作業指示
[A] 界面活性剤の解説文の"界面活性剤は油になじみやすい"から"界面活性剤が選ばれるのです。"までを、一字一句変えずにすべて書き写してもらえますか。
[B] 界面活性剤の解説文にある「界面活性剤は油になじみやすい親油基と,水になじみやすい親水基から構成されています。」という一文は、英語に訳すとどうなりますか。
[C] 界面活性剤の解説文を、最後の文の後から書き継いでもらえますか。

提供テキスト
+++
界面活性剤の機能とその仕組み | ジュンツウネット21

添加剤はどういう機能を持っているのですか。代表的な添加剤についてその機能を発揮する仕組みについて教えて下さい。

解説します。

化学構造に基づく分類で界面活性剤に属する添加剤があります。界面とは,気体,液体,固体のうちの2つの相の組み合わせ,例えば,気体・液体,液体・液体,液体・固体の接する面を意味します。この接触面に存在する界面エネルギを減少させる化学物質を,界面活性剤といいます。昔から使われている石けんや,石油化学工業の発展により急速に普及した家庭用合成洗剤も界面活性剤です。

界面活性剤は油になじみやすい親油基と,水になじみやすい親水基から構成されています。その分子構造を単純化して,子供たちのなめる「棒付き飴」のような図で示すことができます。棒の部分が親油基,飴の部分が親水基です。親油基,親水基それぞれの化学構造と,親油性,親水性の強さのバランスにより,界面活性剤は洗浄,分散,乳化,乳化破壊,可溶化,湿潤,浸透,吸着,平滑,さび止め,起泡,消泡,殺菌,帯電防止などの作用を発揮します。界面活性剤に属する潤滑油添加剤は清浄剤,分散剤,油性向上剤,摩耗防止剤,極圧剤,さび止め剤,乳化剤,抗乳化剤,消泡剤などです。界面活性剤の分子構造と,その作用の一つをさび止め剤のイラストで示します。(図1

さび止め剤の金属表面への吸着モデル
図1 さび止め剤の金属表面への吸着モデル
出典:藤本武彦,新・界面活性剤入門,三洋化成工業(1981)

(1)乳化剤

親水基の作用が親油基より強いと界面活性剤は水溶性になり,潤滑油の分野ではエマルション系の難燃性作動液や切削油などの乳化剤として用いられます。界面活性剤の種類は2,000以上ありますが,エマルション系潤滑油用としては乳化力だけでなく,ほかの性能も特定の用途に適した水溶性界面活性剤が選ばれるのです。
+++
[抽出した行]
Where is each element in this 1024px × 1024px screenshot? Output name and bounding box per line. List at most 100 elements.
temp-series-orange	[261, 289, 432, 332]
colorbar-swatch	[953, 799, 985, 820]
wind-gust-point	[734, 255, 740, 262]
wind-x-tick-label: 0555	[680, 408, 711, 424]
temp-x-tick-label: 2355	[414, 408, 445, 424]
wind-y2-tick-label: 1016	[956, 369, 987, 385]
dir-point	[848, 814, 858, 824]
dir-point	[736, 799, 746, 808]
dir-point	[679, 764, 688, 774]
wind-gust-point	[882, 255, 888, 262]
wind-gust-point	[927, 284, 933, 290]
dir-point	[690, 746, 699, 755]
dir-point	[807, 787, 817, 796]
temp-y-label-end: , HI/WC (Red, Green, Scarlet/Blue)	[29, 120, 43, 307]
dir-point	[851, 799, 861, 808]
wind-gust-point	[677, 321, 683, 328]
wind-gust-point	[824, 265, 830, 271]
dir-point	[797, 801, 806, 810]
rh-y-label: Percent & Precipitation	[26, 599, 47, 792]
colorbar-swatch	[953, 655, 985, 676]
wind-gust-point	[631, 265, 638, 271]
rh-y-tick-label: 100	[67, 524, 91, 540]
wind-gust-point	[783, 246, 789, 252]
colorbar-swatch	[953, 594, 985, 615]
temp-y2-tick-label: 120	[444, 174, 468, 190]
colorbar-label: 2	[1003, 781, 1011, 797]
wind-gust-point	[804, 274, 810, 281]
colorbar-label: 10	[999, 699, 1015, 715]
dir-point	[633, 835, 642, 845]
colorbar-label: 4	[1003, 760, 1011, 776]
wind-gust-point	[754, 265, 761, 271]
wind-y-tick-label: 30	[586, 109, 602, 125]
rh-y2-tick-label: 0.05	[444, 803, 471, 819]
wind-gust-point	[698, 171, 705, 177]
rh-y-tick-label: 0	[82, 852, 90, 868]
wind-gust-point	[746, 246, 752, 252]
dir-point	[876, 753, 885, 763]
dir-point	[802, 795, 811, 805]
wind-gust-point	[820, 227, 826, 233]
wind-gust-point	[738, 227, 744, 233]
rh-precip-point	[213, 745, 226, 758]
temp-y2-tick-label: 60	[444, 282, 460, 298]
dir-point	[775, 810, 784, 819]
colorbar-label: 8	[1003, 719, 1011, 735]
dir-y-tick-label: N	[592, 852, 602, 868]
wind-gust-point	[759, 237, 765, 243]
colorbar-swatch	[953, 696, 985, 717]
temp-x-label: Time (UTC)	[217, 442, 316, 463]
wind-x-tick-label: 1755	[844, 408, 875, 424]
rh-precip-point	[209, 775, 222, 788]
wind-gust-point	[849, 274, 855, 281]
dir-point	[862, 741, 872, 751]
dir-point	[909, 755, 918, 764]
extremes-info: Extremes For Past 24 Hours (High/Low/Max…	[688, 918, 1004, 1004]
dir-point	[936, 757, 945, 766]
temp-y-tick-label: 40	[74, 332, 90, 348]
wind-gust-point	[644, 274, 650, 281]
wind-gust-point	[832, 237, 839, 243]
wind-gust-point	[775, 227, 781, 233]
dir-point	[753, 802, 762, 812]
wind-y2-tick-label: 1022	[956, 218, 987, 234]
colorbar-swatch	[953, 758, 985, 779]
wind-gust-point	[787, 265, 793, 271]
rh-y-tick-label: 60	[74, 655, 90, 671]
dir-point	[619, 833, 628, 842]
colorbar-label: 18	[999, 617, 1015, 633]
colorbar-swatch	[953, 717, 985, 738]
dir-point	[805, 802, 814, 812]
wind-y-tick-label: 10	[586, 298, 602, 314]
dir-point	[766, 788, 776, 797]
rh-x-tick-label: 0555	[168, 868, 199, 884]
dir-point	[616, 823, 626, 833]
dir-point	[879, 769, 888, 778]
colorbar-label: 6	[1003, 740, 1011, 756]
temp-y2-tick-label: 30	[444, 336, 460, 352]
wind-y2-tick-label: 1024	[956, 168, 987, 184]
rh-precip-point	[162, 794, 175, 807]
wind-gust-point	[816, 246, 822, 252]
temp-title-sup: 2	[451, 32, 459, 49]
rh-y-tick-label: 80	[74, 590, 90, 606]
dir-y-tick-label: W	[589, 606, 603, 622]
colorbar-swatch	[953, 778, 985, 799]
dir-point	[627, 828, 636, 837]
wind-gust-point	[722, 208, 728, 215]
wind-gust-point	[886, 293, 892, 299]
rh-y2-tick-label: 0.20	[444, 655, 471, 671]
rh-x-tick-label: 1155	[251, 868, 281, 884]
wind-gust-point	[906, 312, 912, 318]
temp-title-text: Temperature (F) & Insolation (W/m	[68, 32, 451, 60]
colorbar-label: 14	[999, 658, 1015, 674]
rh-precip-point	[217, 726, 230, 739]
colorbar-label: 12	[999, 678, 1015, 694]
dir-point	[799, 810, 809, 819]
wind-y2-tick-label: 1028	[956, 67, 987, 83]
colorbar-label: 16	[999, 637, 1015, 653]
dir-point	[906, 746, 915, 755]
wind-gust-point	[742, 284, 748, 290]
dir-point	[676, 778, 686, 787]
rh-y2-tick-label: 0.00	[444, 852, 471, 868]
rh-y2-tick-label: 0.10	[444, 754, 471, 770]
+++
模範解答
[A]
界面活性剤は油になじみやすい親油基と,水になじみやすい親水基から構成されています。その分子構造を単純化して,子供たちのなめる「棒付き飴」のような図で示すことができます。棒の部分が親油基,飴の部分が親水基です。親油基,親水基それぞれの化学構造と,親油性,親水性の強さのバランスにより,界面活性剤は洗浄,分散,乳化,乳化破壊,可溶化,湿潤,浸透,吸着,平滑,さび止め,起泡,消泡,殺菌,帯電防止などの作用を発揮します。界面活性剤に属する潤滑油添加剤は清浄剤,分散剤,油性向上剤,摩耗防止剤,極圧剤,さび止め剤,乳化剤,抗乳化剤,消泡剤などです。界面活性剤の分子構造と,その作用の一つをさび止め剤のイラストで示します。(図1

さび止め剤の金属表面への吸着モデル
図1 さび止め剤の金属表面への吸着モデル
出典:藤本武彦,新・界面活性剤入門,三洋化成工業(1981)

(1)乳化剤

親水基の作用が親油基より強いと界面活性剤は水溶性になり,潤滑油の分野ではエマルション系の難燃性作動液や切削油などの乳化剤として用いられます。界面活性剤の種類は2,000以上ありますが,エマルション系潤滑油用としては乳化力だけでなく,ほかの性能も特定の用途に適した水溶性界面活性剤が選ばれるのです。

[B] Surfactants are made up of a lipophilic group, which mixes readily with oil, and a hydrophilic group, which mixes readily with water.

[C]
(2)清浄剤

エンジン油が使用中に劣化して生じたラッカーやカーボンがエンジン内部の潤滑部に堆積すると,エンジントラブルの原因となります。清浄剤はそれらの凝集や堆積を防ぎます。また,清浄剤はアルカリ性で,エンジン油が劣化して生じた酸,ならびに燃料が燃焼して発生した硫黄酸化物などを中和してエンジン油の劣化の進行を遅らせ,酸性物質によるエンジン内部の腐蝕摩耗を防止します。さらに酸化防止やさび止めの作用を持つ多機能型の清浄剤もあります。

(3)分散剤

潤滑油に発生したスラッジを分散剤のミセルが包囲してスラッジの凝集・堆積を防ぎ,潤滑油の中に溶解したり分散します。清浄剤は高温で,また分散剤は低温で性能をより強く発揮します。

(4)酸化防止剤

潤滑油の主原料である基油の分子の一部が酸化して,遊離基(フリーラジカル)という非常に微量の不安定物質を生じます。この不安定物質は,まるで生物に取り付くビールスのように増殖・伝播し,次々とほかの基油分子の酸化を進行させます。酸化防止剤は,その不安定物質と結合したり,不安定物質を破壊してそれらの増殖・伝播を妨げ,基油の酸化を防止します。潤滑油の長寿命化を図るために,酸化防止剤の添加量を増やせばよさそうですが,そう簡単ではありません。ほかの添加剤と同様に酸化防止剤にも最適添加量があり,それ以上では逆に基油の酸化を促進したり,摩耗を増加させることがあります。

(5)粘度指数向上剤(VII)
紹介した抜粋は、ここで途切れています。